- **Written exercise**:
Can you reproduce the data beneath, keeping every line exact?

## BEGIN Data

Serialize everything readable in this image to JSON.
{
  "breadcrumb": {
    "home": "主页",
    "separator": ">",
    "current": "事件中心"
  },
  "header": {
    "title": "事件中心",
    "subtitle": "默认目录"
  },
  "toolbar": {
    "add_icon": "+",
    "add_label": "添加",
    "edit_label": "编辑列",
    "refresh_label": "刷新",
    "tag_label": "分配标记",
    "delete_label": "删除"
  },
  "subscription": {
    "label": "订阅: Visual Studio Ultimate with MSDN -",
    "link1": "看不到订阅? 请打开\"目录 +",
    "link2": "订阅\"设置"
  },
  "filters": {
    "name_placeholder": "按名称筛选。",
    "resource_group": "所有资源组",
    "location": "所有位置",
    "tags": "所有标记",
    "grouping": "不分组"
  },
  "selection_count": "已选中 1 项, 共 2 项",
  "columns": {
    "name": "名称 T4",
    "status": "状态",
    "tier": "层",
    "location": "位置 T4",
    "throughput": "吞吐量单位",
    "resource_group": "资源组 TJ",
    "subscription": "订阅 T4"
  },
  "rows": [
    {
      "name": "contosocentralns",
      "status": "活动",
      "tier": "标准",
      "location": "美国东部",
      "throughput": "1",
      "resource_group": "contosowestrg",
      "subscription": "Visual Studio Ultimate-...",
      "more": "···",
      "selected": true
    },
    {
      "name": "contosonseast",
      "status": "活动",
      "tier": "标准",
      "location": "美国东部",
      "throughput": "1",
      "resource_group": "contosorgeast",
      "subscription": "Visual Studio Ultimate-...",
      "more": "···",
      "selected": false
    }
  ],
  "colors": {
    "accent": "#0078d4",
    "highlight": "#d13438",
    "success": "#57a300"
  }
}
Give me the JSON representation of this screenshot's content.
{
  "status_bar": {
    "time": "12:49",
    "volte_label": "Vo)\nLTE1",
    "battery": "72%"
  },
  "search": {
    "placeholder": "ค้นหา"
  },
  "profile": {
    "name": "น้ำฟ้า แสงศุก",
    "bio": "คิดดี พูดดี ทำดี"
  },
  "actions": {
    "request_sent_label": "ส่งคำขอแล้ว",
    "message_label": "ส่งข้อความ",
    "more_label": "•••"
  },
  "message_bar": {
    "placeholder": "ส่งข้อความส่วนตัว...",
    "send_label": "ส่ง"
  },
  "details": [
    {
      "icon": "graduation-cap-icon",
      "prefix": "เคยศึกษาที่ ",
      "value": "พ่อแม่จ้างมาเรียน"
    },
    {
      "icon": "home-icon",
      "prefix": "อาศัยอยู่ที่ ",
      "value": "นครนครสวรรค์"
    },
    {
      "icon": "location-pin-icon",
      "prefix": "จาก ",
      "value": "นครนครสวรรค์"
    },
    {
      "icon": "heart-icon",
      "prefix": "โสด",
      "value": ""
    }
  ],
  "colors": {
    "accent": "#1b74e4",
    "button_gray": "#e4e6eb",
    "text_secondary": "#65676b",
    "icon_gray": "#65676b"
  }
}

## END Data

- **Exercise response**:
Serialize everything readable in this image to JSON.
{
  "breadcrumb": {
    "home": "主页",
    "separator": ">",
    "current": "事件中心"
  },
  "header": {
    "title": "事件中心",
    "subtitle": "默认目录"
  },
  "toolbar": {
    "add_icon": "+",
    "add_label": "添加",
    "edit_label": "编辑列",
    "refresh_label": "刷新",
    "tag_label": "分配标记",
    "delete_label": "删除"
  },
  "subscription": {
    "label": "订阅: Visual Studio Ultimate with MSDN -",
    "link1": "看不到订阅? 请打开\"目录 +",
    "link2": "订阅\"设置"
  },
  "filters": {
    "name_placeholder": "按名称筛选。",
    "resource_group": "所有资源组",
    "location": "所有位置",
    "tags": "所有标记",
    "grouping": "不分组"
  },
  "selection_count": "已选中 1 项, 共 2 项",
  "columns": {
    "name": "名称 T4",
    "status": "状态",
    "tier": "层",
    "location": "位置 T4",
    "throughput": "吞吐量单位",
    "resource_group": "资源组 TJ",
    "subscription": "订阅 T4"
  },
  "rows": [
    {
      "name": "contosocentralns",
      "status": "活动",
      "tier": "标准",
      "location": "美国东部",
      "throughput": "1",
      "resource_group": "contosowestrg",
      "subscription": "Visual Studio Ultimate-...",
      "more": "···",
      "selected": true
    },
    {
      "name": "contosonseast",
      "status": "活动",
      "tier": "标准",
      "location": "美国东部",
      "throughput": "1",
      "resource_group": "contosorgeast",
      "subscription": "Visual Studio Ultimate-...",
      "more": "···",
      "selected": false
    }
  ],
  "colors": {
    "accent": "#0078d4",
    "highlight": "#d13438",
    "success": "#57a300"
  }
}
Give me the JSON representation of this screenshot's content.
{
  "status_bar": {
    "time": "12:49",
    "volte_label": "Vo)\nLTE1",
    "battery": "72%"
  },
  "search": {
    "placeholder": "ค้นหา"
  },
  "profile": {
    "name": "น้ำฟ้า แสงศุก",
    "bio": "คิดดี พูดดี ทำดี"
  },
  "actions": {
    "request_sent_label": "ส่งคำขอแล้ว",
    "message_label": "ส่งข้อความ",
    "more_label": "•••"
  },
  "message_bar": {
    "placeholder": "ส่งข้อความส่วนตัว...",
    "send_label": "ส่ง"
  },
  "details": [
    {
      "icon": "graduation-cap-icon",
      "prefix": "เคยศึกษาที่ ",
      "value": "พ่อแม่จ้างมาเรียน"
    },
    {
      "icon": "home-icon",
      "prefix": "อาศัยอยู่ที่ ",
      "value": "นครนครสวรรค์"
    },
    {
      "icon": "location-pin-icon",
      "prefix": "จาก ",
      "value": "นครนครสวรรค์"
    },
    {
      "icon": "heart-icon",
      "prefix": "โสด",
      "value": ""
    }
  ],
  "colors": {
    "accent": "#1b74e4",
    "button_gray": "#e4e6eb",
    "text_secondary": "#65676b",
    "icon_gray": "#65676b"
  }
}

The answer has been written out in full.